• _TASK BRIEF_: Gather, from the listing beneath this task, every line holding the string "combats".

• _Data items_:

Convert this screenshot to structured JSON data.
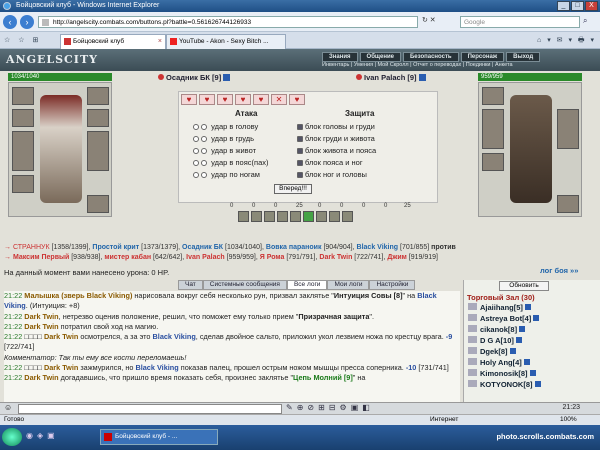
{
  "window": {
    "title": "Бойцовский клуб - Windows Internet Explorer",
    "min": "_",
    "max": "□",
    "close": "X"
  },
  "addressbar": {
    "back": "‹",
    "forward": "›",
    "url": "http://angelscity.combats.com/buttons.pl?battle=0.561626744126933",
    "tools": "↻ ✕",
    "search_placeholder": "Google",
    "search_go": "⌕"
  },
  "tabs": [
    {
      "label": "Бойцовский клуб",
      "active": true
    },
    {
      "label": "YouTube - Akon - Sexy Bitch ...",
      "active": false
    }
  ],
  "tabtools": "☆ ☆ ⊞",
  "pagetools": "⌂ ▾ ✉ ▾ 🖶 ▾",
  "game": {
    "logo": "ANGELSCITY",
    "menu_top": [
      "Знания",
      "Общение",
      "Безопасность",
      "Персонаж",
      "Выход"
    ],
    "menu_bottom": "Инвентарь | Умения | Мой Скролл | Отчет о переводах | Поединки | Анкета",
    "left": {
      "hp": "1034/1040",
      "name": "Осадник БК [9]"
    },
    "right": {
      "hp": "959/959",
      "name": "Ivan Palach [9]"
    },
    "attack_title": "Атака",
    "defense_title": "Защита",
    "attacks": [
      "удар в голову",
      "удар в грудь",
      "удар в живот",
      "удар в пояс(пах)",
      "удар по ногам"
    ],
    "defenses": [
      "блок головы и груди",
      "блок груди и живота",
      "блок живота и пояса",
      "блок пояса и ног",
      "блок ног и головы"
    ],
    "forward": "Вперед!!!",
    "stats": [
      "0",
      "0",
      "0",
      "25",
      "0",
      "0",
      "0",
      "0",
      "25"
    ],
    "party_left": [
      {
        "n": "СТРАННУК",
        "s": "[1358/1399],"
      },
      {
        "n": "Простой крит",
        "s": "[1373/1379],"
      },
      {
        "n": "Осадник БК",
        "s": "[1034/1040],"
      },
      {
        "n": "Вовка параноик",
        "s": "[904/904],"
      },
      {
        "n": "Black Viking",
        "s": "[701/855]"
      }
    ],
    "versus": "против",
    "party_right": [
      {
        "n": "Максим Первый",
        "s": "[938/938],"
      },
      {
        "n": "мистер кабан",
        "s": "[642/642],"
      },
      {
        "n": "Ivan Palach",
        "s": "[959/959],"
      },
      {
        "n": "Я Рома",
        "s": "[791/791],"
      },
      {
        "n": "Dark Twin",
        "s": "[722/741],"
      },
      {
        "n": "Джим",
        "s": "[919/919]"
      }
    ],
    "damage": "На данный момент вами нанесено урона: 0 HP.",
    "log_link": "лог боя »»",
    "chat_tabs": [
      "Чат",
      "Системные сообщения",
      "Все логи",
      "Мои логи",
      "Настройки"
    ],
    "chat": [
      {
        "t": "21:22",
        "parts": [
          [
            "nm",
            "Малышка (зверь Black Viking)"
          ],
          [
            "",
            " нарисовала вокруг себя несколько рун, призвал заклятье \""
          ],
          [
            "b",
            "Интуиция Совы [8]"
          ],
          [
            "",
            "\" на "
          ],
          [
            "bl",
            "Black Viking"
          ],
          [
            "",
            ". (Интуиция: +8)"
          ]
        ]
      },
      {
        "t": "21:22",
        "parts": [
          [
            "nm",
            "Dark Twin"
          ],
          [
            "",
            ", нетрезво оценив положение, решил, что поможет ему только прием \""
          ],
          [
            "b",
            "Призрачная защита"
          ],
          [
            "",
            "\"."
          ]
        ]
      },
      {
        "t": "21:22",
        "parts": [
          [
            "nm",
            "Dark Twin"
          ],
          [
            "",
            " потратил свой ход на магию."
          ]
        ]
      },
      {
        "t": "21:22",
        "parts": [
          [
            "",
            "□□□□ "
          ],
          [
            "nm",
            "Dark Twin"
          ],
          [
            "",
            " осмотрелся, а за это "
          ],
          [
            "bl",
            "Black Viking"
          ],
          [
            "",
            ", сделав двойное сальто, приложил укол лезвием ножа по крестцу врага. "
          ],
          [
            "bl",
            "-9"
          ],
          [
            "",
            " [722/741]"
          ]
        ]
      },
      {
        "t": "",
        "parts": [
          [
            "m",
            "Комментатор: Так ты ему все кости переломаешь!"
          ]
        ]
      },
      {
        "t": "21:22",
        "parts": [
          [
            "",
            "□□□□ "
          ],
          [
            "nm",
            "Dark Twin"
          ],
          [
            "",
            " зажмурился, но "
          ],
          [
            "bl",
            "Black Viking"
          ],
          [
            "",
            " показав палец, прошел острым ножом мышцы пресса соперника. "
          ],
          [
            "bl",
            "-10"
          ],
          [
            "",
            " [731/741]"
          ]
        ]
      },
      {
        "t": "21:22",
        "parts": [
          [
            "nm",
            "Dark Twin"
          ],
          [
            "",
            " догадавшись, что пришло время показать себя, произнес заклятье \""
          ],
          [
            "g",
            "Цепь Молний [9]"
          ],
          [
            "",
            "\" на"
          ]
        ]
      }
    ],
    "refresh": "Обновить",
    "room": "Торговый Зал (30)",
    "users": [
      "Ajaiihang[5]",
      "Astreya Bot[4]",
      "cikanok[8]",
      "D G A[10]",
      "Dgek[8]",
      "Holy Ang[4]",
      "Kimonosik[8]",
      "KOTYONOK[8]"
    ],
    "clock": "21:23"
  },
  "statusbar": {
    "left": "Готово",
    "zone": "Интернет",
    "zoom": "100%"
  },
  "taskbar": {
    "task": "Бойцовский клуб - ...",
    "watermark": "photo.scrolls.combats.com"
  }
}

• _THE REPLY_:
    "url": "http://angelscity.combats.com/buttons.pl?battle=0.561626744126933",
    "watermark": "photo.scrolls.combats.com"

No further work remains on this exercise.